## Your goal
Collect all the lines that mention the word "UNLIMITED".

--- BEGIN ---

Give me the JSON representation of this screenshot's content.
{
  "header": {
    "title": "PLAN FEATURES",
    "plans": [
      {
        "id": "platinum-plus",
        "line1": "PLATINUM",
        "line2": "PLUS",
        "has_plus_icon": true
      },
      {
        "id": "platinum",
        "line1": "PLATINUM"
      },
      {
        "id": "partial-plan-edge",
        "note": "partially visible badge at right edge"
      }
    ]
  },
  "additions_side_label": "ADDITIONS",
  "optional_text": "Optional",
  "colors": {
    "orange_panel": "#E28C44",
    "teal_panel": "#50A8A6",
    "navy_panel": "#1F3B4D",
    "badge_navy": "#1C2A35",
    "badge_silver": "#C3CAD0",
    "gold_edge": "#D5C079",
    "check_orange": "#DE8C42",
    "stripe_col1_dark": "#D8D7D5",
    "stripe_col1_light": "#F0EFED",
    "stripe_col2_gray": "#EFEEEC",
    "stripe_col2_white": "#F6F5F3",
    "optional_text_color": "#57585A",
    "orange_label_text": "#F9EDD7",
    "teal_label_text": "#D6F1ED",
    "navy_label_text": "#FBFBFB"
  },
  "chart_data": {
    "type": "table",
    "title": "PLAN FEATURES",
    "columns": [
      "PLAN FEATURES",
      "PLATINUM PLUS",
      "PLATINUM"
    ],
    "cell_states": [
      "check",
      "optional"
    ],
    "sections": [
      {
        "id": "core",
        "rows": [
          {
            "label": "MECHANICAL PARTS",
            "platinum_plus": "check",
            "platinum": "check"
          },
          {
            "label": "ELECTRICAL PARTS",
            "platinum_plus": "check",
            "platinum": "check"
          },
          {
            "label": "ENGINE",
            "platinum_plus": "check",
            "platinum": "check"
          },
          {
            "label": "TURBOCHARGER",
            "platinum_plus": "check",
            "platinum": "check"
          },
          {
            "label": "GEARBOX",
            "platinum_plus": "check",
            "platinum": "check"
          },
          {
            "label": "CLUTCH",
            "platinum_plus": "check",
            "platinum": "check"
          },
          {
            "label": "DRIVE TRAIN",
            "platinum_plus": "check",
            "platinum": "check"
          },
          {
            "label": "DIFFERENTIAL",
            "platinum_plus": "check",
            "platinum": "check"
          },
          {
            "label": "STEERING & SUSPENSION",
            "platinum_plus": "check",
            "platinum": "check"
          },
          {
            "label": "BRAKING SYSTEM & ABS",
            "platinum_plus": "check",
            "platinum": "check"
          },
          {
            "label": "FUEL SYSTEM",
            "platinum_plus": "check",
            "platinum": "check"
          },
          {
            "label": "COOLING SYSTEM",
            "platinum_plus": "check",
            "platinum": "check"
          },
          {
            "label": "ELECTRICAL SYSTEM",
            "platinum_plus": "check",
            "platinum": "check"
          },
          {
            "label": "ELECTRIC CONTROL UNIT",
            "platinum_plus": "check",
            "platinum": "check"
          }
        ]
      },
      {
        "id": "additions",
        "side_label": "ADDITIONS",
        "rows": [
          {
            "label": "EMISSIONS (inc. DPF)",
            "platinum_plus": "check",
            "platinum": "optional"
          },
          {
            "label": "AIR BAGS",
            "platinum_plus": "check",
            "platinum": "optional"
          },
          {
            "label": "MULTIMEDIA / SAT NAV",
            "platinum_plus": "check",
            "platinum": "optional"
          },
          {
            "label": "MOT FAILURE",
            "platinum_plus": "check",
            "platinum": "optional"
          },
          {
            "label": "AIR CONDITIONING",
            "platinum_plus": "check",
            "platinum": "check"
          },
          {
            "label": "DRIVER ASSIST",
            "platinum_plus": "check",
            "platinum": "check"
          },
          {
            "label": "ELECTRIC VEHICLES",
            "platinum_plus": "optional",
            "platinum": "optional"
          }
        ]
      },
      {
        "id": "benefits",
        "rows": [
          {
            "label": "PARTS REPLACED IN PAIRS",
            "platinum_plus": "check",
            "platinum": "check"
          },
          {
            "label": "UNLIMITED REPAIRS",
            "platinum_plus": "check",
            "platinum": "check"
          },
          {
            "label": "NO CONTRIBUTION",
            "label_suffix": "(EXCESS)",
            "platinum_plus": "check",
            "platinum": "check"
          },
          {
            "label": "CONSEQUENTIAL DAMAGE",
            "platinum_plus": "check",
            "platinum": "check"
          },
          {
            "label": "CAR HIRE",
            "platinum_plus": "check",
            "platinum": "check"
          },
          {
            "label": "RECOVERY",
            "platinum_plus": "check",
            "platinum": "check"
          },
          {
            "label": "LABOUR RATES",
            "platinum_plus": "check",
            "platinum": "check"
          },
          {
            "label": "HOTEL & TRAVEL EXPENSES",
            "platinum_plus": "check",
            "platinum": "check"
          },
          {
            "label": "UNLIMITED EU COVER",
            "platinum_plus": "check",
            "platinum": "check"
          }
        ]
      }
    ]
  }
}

--- END ---

## Solution for this exercise
            "label": "UNLIMITED REPAIRS",
            "label": "UNLIMITED EU COVER",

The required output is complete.